:: Stated goal ::
Below is a block of records; reproduce all of them exactly and leave out any pictures.

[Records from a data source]
********

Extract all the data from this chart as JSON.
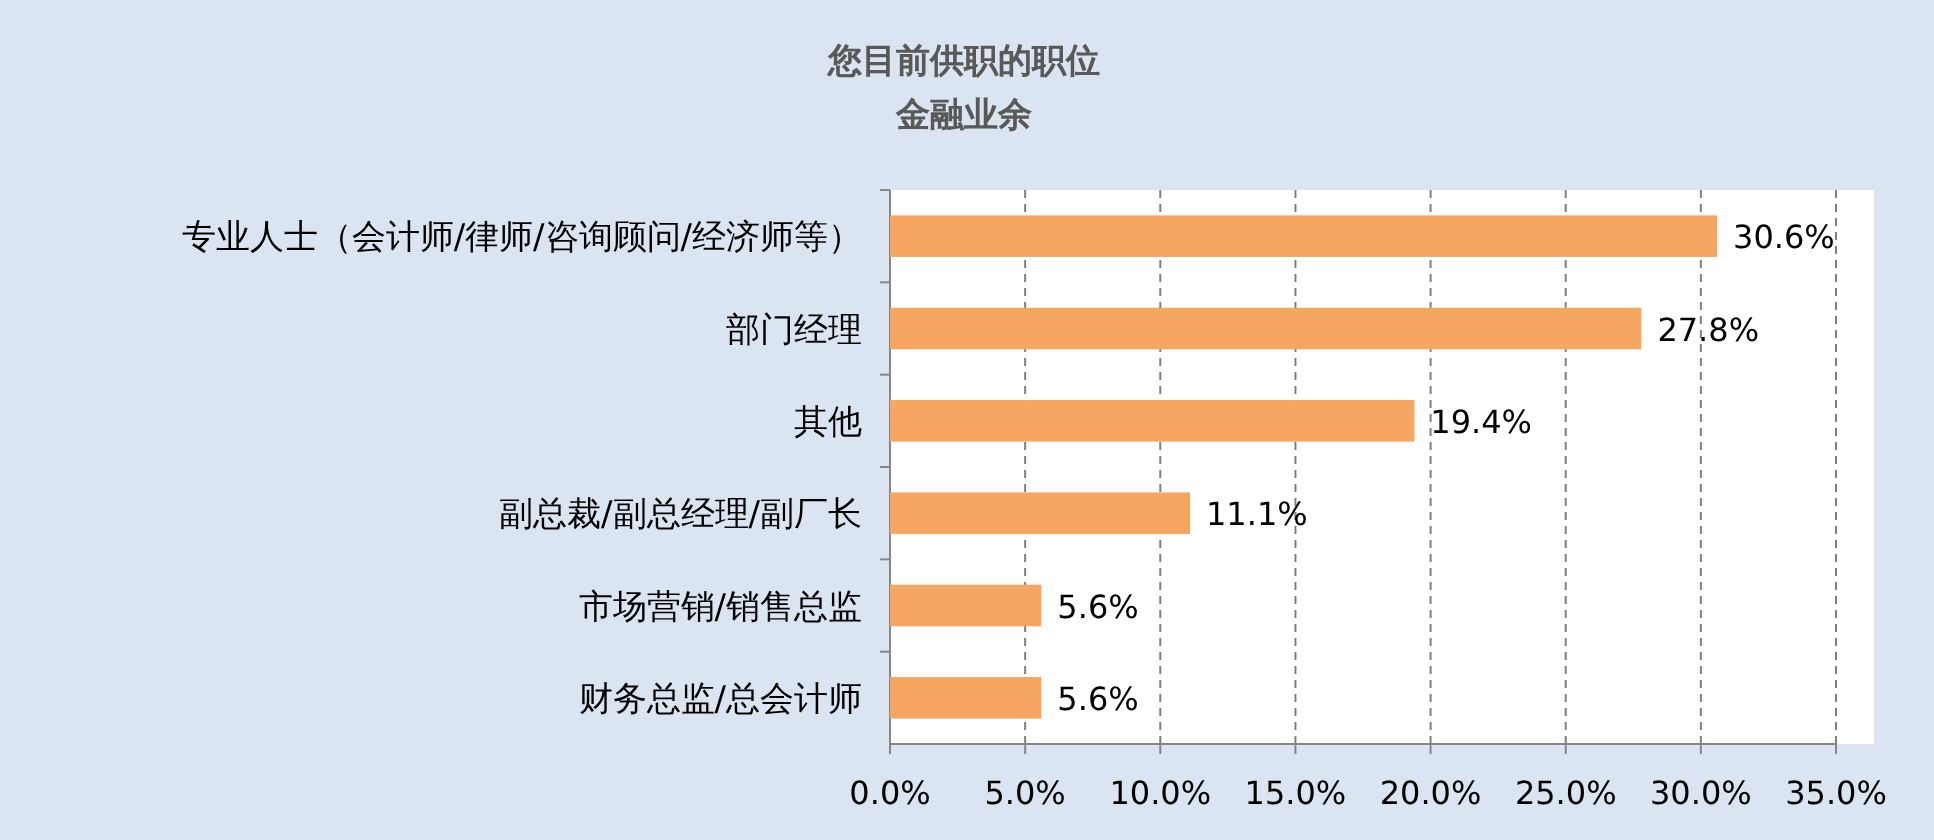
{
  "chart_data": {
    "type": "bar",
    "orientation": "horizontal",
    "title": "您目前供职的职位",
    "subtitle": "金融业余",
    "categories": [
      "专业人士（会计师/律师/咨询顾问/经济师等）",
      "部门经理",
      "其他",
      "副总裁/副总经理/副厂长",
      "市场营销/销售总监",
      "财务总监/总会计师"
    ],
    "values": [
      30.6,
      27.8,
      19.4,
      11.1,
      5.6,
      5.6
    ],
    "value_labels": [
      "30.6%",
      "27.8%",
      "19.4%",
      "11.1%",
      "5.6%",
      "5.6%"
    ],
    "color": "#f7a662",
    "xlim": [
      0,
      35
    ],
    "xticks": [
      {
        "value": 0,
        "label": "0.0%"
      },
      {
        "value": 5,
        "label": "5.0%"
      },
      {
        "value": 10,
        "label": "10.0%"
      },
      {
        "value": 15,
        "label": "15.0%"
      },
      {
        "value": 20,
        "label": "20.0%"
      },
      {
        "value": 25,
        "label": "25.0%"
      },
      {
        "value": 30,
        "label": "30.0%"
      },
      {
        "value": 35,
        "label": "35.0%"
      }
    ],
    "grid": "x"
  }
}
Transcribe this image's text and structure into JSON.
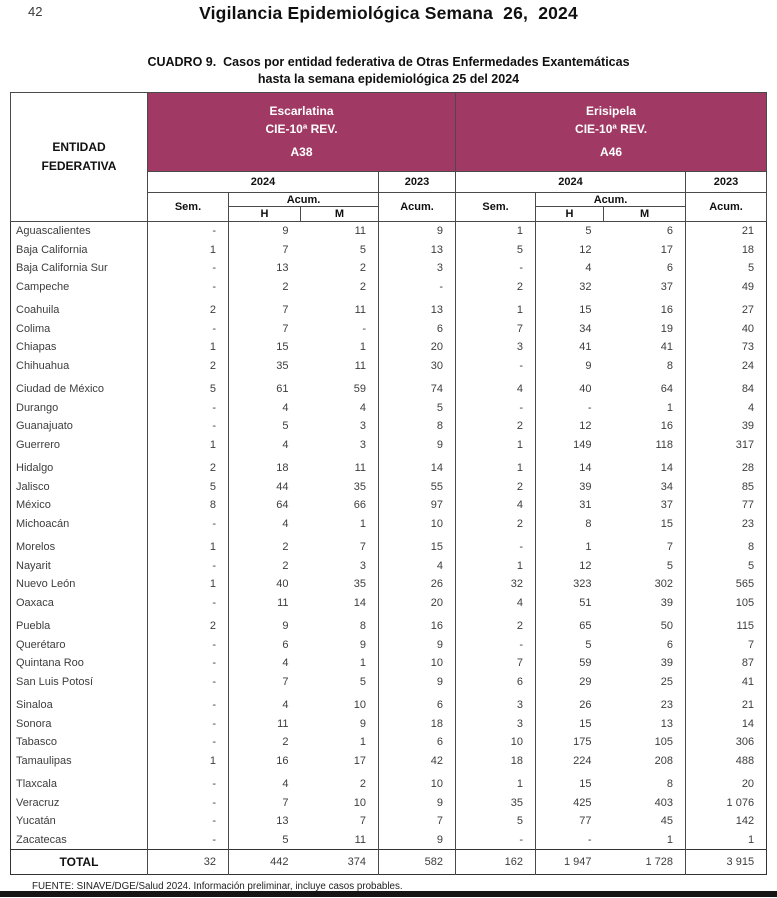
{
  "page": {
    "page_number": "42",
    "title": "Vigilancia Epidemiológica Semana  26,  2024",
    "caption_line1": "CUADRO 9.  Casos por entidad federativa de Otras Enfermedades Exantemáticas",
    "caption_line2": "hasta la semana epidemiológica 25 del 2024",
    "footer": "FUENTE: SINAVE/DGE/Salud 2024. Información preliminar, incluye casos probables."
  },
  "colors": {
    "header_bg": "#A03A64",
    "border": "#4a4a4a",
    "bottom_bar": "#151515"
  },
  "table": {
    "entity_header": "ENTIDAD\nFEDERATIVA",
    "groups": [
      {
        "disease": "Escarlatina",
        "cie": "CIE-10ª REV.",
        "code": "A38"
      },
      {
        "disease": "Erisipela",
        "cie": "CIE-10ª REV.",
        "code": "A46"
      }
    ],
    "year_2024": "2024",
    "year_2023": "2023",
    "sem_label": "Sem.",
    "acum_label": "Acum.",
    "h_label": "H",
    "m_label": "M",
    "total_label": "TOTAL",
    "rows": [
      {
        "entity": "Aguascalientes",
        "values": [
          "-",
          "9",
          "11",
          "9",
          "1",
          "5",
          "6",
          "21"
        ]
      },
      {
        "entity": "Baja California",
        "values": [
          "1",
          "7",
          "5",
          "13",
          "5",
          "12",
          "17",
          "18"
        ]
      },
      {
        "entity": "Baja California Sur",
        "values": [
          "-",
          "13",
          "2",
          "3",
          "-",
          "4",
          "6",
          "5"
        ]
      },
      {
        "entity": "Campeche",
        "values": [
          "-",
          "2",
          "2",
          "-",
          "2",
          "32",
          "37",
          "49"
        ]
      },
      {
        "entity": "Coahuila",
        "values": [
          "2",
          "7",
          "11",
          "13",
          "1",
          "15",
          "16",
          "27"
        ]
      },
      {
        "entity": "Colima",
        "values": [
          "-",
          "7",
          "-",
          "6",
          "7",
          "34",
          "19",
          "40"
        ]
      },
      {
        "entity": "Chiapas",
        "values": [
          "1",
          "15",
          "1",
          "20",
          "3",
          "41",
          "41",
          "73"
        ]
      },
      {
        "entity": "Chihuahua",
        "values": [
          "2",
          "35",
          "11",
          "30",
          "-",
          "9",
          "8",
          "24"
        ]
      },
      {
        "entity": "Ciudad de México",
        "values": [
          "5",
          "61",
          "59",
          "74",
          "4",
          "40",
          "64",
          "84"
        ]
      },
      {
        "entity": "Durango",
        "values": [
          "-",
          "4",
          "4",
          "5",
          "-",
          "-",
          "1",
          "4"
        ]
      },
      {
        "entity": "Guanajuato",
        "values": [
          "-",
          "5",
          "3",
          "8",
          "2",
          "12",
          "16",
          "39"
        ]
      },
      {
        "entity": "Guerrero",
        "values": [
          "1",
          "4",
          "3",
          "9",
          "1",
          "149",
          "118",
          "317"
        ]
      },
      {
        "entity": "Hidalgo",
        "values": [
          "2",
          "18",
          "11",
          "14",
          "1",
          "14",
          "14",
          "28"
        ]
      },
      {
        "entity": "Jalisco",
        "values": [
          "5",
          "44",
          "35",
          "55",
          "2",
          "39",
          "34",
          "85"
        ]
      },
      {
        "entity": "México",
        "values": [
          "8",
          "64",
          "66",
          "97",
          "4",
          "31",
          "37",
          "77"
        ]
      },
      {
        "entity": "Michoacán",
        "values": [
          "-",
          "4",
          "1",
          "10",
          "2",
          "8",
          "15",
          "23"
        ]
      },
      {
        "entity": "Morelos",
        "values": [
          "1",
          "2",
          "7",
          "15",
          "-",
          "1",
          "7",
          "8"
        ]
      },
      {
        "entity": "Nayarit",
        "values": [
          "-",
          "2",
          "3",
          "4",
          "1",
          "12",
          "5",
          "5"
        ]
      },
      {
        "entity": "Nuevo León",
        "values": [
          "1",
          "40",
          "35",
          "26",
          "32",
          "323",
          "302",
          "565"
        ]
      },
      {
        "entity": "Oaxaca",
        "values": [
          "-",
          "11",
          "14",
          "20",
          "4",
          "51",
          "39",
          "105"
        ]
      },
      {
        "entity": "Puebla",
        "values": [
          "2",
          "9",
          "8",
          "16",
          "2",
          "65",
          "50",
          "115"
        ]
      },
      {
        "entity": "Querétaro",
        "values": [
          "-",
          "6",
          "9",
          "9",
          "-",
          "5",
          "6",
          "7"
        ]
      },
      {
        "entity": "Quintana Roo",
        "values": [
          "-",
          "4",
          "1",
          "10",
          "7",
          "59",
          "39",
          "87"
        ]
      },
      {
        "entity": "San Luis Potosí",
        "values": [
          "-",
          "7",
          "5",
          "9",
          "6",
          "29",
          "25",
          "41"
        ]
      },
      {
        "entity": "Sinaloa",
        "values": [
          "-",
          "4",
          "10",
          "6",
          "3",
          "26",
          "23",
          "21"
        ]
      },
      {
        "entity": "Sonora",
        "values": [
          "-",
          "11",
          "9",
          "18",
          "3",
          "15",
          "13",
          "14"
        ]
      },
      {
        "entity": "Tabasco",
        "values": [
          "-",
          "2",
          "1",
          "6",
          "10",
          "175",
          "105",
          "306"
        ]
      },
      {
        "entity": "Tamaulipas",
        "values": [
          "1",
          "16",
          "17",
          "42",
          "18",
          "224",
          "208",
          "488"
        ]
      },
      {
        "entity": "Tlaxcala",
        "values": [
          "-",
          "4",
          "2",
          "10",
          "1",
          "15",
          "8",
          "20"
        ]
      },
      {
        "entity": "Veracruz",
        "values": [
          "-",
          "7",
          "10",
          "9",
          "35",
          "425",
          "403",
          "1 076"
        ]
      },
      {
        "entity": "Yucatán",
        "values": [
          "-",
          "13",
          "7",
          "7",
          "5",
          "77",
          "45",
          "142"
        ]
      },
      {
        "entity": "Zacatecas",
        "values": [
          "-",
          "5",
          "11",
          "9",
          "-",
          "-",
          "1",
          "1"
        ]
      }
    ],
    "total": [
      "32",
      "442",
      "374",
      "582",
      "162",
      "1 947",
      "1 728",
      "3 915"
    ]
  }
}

********

:: Answer to the task ::
Extract all the data from this chart as JSON.
{
  "chart_data": {
    "type": "bar",
    "orientation": "horizontal",
    "title": "您目前供职的职位",
    "subtitle": "金融业余",
    "categories": [
      "专业人士（会计师/律师/咨询顾问/经济师等）",
      "部门经理",
      "其他",
      "副总裁/副总经理/副厂长",
      "市场营销/销售总监",
      "财务总监/总会计师"
    ],
    "values": [
      30.6,
      27.8,
      19.4,
      11.1,
      5.6,
      5.6
    ],
    "value_labels": [
      "30.6%",
      "27.8%",
      "19.4%",
      "11.1%",
      "5.6%",
      "5.6%"
    ],
    "color": "#f7a662",
    "xlim": [
      0,
      35
    ],
    "xticks": [
      {
        "value": 0,
        "label": "0.0%"
      },
      {
        "value": 5,
        "label": "5.0%"
      },
      {
        "value": 10,
        "label": "10.0%"
      },
      {
        "value": 15,
        "label": "15.0%"
      },
      {
        "value": 20,
        "label": "20.0%"
      },
      {
        "value": 25,
        "label": "25.0%"
      },
      {
        "value": 30,
        "label": "30.0%"
      },
      {
        "value": 35,
        "label": "35.0%"
      }
    ],
    "grid": "x"
  }
}
Transcribe this image's text and structure into JSON.
{
  "page": {
    "page_number": "42",
    "title": "Vigilancia Epidemiológica Semana  26,  2024",
    "caption_line1": "CUADRO 9.  Casos por entidad federativa de Otras Enfermedades Exantemáticas",
    "caption_line2": "hasta la semana epidemiológica 25 del 2024",
    "footer": "FUENTE: SINAVE/DGE/Salud 2024. Información preliminar, incluye casos probables."
  },
  "colors": {
    "header_bg": "#A03A64",
    "border": "#4a4a4a",
    "bottom_bar": "#151515"
  },
  "table": {
    "entity_header": "ENTIDAD\nFEDERATIVA",
    "groups": [
      {
        "disease": "Escarlatina",
        "cie": "CIE-10ª REV.",
        "code": "A38"
      },
      {
        "disease": "Erisipela",
        "cie": "CIE-10ª REV.",
        "code": "A46"
      }
    ],
    "year_2024": "2024",
    "year_2023": "2023",
    "sem_label": "Sem.",
    "acum_label": "Acum.",
    "h_label": "H",
    "m_label": "M",
    "total_label": "TOTAL",
    "rows": [
      {
        "entity": "Aguascalientes",
        "values": [
          "-",
          "9",
          "11",
          "9",
          "1",
          "5",
          "6",
          "21"
        ]
      },
      {
        "entity": "Baja California",
        "values": [
          "1",
          "7",
          "5",
          "13",
          "5",
          "12",
          "17",
          "18"
        ]
      },
      {
        "entity": "Baja California Sur",
        "values": [
          "-",
          "13",
          "2",
          "3",
          "-",
          "4",
          "6",
          "5"
        ]
      },
      {
        "entity": "Campeche",
        "values": [
          "-",
          "2",
          "2",
          "-",
          "2",
          "32",
          "37",
          "49"
        ]
      },
      {
        "entity": "Coahuila",
        "values": [
          "2",
          "7",
          "11",
          "13",
          "1",
          "15",
          "16",
          "27"
        ]
      },
      {
        "entity": "Colima",
        "values": [
          "-",
          "7",
          "-",
          "6",
          "7",
          "34",
          "19",
          "40"
        ]
      },
      {
        "entity": "Chiapas",
        "values": [
          "1",
          "15",
          "1",
          "20",
          "3",
          "41",
          "41",
          "73"
        ]
      },
      {
        "entity": "Chihuahua",
        "values": [
          "2",
          "35",
          "11",
          "30",
          "-",
          "9",
          "8",
          "24"
        ]
      },
      {
        "entity": "Ciudad de México",
        "values": [
          "5",
          "61",
          "59",
          "74",
          "4",
          "40",
          "64",
          "84"
        ]
      },
      {
        "entity": "Durango",
        "values": [
          "-",
          "4",
          "4",
          "5",
          "-",
          "-",
          "1",
          "4"
        ]
      },
      {
        "entity": "Guanajuato",
        "values": [
          "-",
          "5",
          "3",
          "8",
          "2",
          "12",
          "16",
          "39"
        ]
      },
      {
        "entity": "Guerrero",
        "values": [
          "1",
          "4",
          "3",
          "9",
          "1",
          "149",
          "118",
          "317"
        ]
      },
      {
        "entity": "Hidalgo",
        "values": [
          "2",
          "18",
          "11",
          "14",
          "1",
          "14",
          "14",
          "28"
        ]
      },
      {
        "entity": "Jalisco",
        "values": [
          "5",
          "44",
          "35",
          "55",
          "2",
          "39",
          "34",
          "85"
        ]
      },
      {
        "entity": "México",
        "values": [
          "8",
          "64",
          "66",
          "97",
          "4",
          "31",
          "37",
          "77"
        ]
      },
      {
        "entity": "Michoacán",
        "values": [
          "-",
          "4",
          "1",
          "10",
          "2",
          "8",
          "15",
          "23"
        ]
      },
      {
        "entity": "Morelos",
        "values": [
          "1",
          "2",
          "7",
          "15",
          "-",
          "1",
          "7",
          "8"
        ]
      },
      {
        "entity": "Nayarit",
        "values": [
          "-",
          "2",
          "3",
          "4",
          "1",
          "12",
          "5",
          "5"
        ]
      },
      {
        "entity": "Nuevo León",
        "values": [
          "1",
          "40",
          "35",
          "26",
          "32",
          "323",
          "302",
          "565"
        ]
      },
      {
        "entity": "Oaxaca",
        "values": [
          "-",
          "11",
          "14",
          "20",
          "4",
          "51",
          "39",
          "105"
        ]
      },
      {
        "entity": "Puebla",
        "values": [
          "2",
          "9",
          "8",
          "16",
          "2",
          "65",
          "50",
          "115"
        ]
      },
      {
        "entity": "Querétaro",
        "values": [
          "-",
          "6",
          "9",
          "9",
          "-",
          "5",
          "6",
          "7"
        ]
      },
      {
        "entity": "Quintana Roo",
        "values": [
          "-",
          "4",
          "1",
          "10",
          "7",
          "59",
          "39",
          "87"
        ]
      },
      {
        "entity": "San Luis Potosí",
        "values": [
          "-",
          "7",
          "5",
          "9",
          "6",
          "29",
          "25",
          "41"
        ]
      },
      {
        "entity": "Sinaloa",
        "values": [
          "-",
          "4",
          "10",
          "6",
          "3",
          "26",
          "23",
          "21"
        ]
      },
      {
        "entity": "Sonora",
        "values": [
          "-",
          "11",
          "9",
          "18",
          "3",
          "15",
          "13",
          "14"
        ]
      },
      {
        "entity": "Tabasco",
        "values": [
          "-",
          "2",
          "1",
          "6",
          "10",
          "175",
          "105",
          "306"
        ]
      },
      {
        "entity": "Tamaulipas",
        "values": [
          "1",
          "16",
          "17",
          "42",
          "18",
          "224",
          "208",
          "488"
        ]
      },
      {
        "entity": "Tlaxcala",
        "values": [
          "-",
          "4",
          "2",
          "10",
          "1",
          "15",
          "8",
          "20"
        ]
      },
      {
        "entity": "Veracruz",
        "values": [
          "-",
          "7",
          "10",
          "9",
          "35",
          "425",
          "403",
          "1 076"
        ]
      },
      {
        "entity": "Yucatán",
        "values": [
          "-",
          "13",
          "7",
          "7",
          "5",
          "77",
          "45",
          "142"
        ]
      },
      {
        "entity": "Zacatecas",
        "values": [
          "-",
          "5",
          "11",
          "9",
          "-",
          "-",
          "1",
          "1"
        ]
      }
    ],
    "total": [
      "32",
      "442",
      "374",
      "582",
      "162",
      "1 947",
      "1 728",
      "3 915"
    ]
  }
}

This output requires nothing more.